# WHAT THE TASK ASKS
Reproduce the entries exactly.

# GIVEN RECORDS
:::::

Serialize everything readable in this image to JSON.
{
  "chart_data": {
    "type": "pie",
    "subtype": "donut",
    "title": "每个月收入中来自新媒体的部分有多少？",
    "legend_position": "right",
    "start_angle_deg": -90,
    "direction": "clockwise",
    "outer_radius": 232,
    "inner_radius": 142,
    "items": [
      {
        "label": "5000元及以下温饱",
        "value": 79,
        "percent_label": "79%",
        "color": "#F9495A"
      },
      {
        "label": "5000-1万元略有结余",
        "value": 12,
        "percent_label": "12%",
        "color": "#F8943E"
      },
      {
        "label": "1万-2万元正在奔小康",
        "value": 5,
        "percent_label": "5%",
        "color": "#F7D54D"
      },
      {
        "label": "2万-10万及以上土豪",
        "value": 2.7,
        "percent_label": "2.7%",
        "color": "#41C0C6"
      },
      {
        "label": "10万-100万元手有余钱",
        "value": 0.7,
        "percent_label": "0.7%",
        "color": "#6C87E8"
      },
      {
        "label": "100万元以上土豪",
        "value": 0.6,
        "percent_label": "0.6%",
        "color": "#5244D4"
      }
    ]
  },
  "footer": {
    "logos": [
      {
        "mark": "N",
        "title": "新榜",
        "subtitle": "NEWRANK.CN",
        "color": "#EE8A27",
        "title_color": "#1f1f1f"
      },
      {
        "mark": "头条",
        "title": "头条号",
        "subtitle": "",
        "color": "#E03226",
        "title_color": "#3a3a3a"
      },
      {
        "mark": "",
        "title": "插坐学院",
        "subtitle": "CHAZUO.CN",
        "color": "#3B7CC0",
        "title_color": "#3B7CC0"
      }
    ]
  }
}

:::::

# THE ANSWER
Serialize everything readable in this image to JSON.
{
  "chart_data": {
    "type": "pie",
    "subtype": "donut",
    "title": "每个月收入中来自新媒体的部分有多少？",
    "legend_position": "right",
    "start_angle_deg": -90,
    "direction": "clockwise",
    "outer_radius": 232,
    "inner_radius": 142,
    "items": [
      {
        "label": "5000元及以下温饱",
        "value": 79,
        "percent_label": "79%",
        "color": "#F9495A"
      },
      {
        "label": "5000-1万元略有结余",
        "value": 12,
        "percent_label": "12%",
        "color": "#F8943E"
      },
      {
        "label": "1万-2万元正在奔小康",
        "value": 5,
        "percent_label": "5%",
        "color": "#F7D54D"
      },
      {
        "label": "2万-10万及以上土豪",
        "value": 2.7,
        "percent_label": "2.7%",
        "color": "#41C0C6"
      },
      {
        "label": "10万-100万元手有余钱",
        "value": 0.7,
        "percent_label": "0.7%",
        "color": "#6C87E8"
      },
      {
        "label": "100万元以上土豪",
        "value": 0.6,
        "percent_label": "0.6%",
        "color": "#5244D4"
      }
    ]
  },
  "footer": {
    "logos": [
      {
        "mark": "N",
        "title": "新榜",
        "subtitle": "NEWRANK.CN",
        "color": "#EE8A27",
        "title_color": "#1f1f1f"
      },
      {
        "mark": "头条",
        "title": "头条号",
        "subtitle": "",
        "color": "#E03226",
        "title_color": "#3a3a3a"
      },
      {
        "mark": "",
        "title": "插坐学院",
        "subtitle": "CHAZUO.CN",
        "color": "#3B7CC0",
        "title_color": "#3B7CC0"
      }
    ]
  }
}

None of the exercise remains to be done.